Dataset rows:

┌────────

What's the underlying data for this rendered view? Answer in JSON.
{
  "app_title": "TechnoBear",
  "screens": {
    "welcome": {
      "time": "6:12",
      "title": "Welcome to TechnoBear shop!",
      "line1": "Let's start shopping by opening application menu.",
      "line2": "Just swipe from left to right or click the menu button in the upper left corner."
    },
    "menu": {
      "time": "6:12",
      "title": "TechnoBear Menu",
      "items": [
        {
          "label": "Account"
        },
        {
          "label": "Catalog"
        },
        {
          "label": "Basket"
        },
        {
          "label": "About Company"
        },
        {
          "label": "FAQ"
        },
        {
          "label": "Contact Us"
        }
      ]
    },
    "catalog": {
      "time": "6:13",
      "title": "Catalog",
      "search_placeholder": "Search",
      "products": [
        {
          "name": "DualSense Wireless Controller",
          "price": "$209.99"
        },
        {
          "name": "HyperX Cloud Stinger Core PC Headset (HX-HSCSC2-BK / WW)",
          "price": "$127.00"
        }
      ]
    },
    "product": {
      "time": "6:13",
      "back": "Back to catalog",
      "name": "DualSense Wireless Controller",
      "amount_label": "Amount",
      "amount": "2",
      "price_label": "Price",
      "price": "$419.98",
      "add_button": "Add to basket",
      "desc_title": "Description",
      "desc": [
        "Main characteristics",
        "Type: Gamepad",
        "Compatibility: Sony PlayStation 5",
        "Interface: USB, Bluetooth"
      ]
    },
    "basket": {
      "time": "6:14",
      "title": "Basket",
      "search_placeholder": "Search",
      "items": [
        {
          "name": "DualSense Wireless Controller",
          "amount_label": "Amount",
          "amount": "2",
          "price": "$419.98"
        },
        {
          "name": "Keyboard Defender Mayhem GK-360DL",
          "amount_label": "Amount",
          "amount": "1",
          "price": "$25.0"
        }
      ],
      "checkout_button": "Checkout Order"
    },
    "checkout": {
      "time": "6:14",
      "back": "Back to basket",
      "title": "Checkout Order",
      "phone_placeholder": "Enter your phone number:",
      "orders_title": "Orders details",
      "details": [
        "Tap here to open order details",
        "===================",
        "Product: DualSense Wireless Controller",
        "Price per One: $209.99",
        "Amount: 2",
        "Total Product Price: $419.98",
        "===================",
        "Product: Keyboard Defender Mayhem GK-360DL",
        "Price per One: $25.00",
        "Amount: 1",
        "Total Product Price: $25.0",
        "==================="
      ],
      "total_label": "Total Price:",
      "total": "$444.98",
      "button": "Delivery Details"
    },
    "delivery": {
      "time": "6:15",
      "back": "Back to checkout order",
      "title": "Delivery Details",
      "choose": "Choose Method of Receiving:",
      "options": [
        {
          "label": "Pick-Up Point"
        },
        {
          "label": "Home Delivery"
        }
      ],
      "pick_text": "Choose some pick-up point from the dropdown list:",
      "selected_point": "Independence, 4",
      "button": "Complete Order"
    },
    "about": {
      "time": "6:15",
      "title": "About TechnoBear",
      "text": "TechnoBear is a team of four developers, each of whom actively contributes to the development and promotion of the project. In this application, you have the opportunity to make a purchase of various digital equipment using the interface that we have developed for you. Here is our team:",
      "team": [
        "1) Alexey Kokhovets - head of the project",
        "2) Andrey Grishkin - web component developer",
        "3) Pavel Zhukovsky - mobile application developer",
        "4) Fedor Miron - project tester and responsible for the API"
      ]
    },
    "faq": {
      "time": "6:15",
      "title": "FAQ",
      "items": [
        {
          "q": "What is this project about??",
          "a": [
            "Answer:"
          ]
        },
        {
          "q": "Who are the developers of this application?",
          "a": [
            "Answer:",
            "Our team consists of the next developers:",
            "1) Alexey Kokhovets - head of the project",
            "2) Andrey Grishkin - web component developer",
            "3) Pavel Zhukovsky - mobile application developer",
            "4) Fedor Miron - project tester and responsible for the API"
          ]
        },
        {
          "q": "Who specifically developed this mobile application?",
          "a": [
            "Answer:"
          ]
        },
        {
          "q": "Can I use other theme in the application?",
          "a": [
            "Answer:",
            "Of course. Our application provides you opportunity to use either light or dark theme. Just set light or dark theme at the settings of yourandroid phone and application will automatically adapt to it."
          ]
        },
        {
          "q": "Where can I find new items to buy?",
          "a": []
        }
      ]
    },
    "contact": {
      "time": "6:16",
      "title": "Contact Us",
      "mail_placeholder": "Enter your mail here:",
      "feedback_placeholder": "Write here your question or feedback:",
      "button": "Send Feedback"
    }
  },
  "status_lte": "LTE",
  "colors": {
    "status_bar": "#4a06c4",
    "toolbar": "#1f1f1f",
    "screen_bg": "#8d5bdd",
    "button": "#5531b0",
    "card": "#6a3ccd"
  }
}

└────────

• **YOUR GOAL**
Copy every line that contains the string "developed".

• **EXERCISE RESULT**
      "text": "TechnoBear is a team of four developers, each of whom actively contributes to the development and promotion of the project. In this application, you have the opportunity to make a purchase of various digital equipment using the interface that we have developed for you. Here is our team:",
          "q": "Who specifically developed this mobile application?",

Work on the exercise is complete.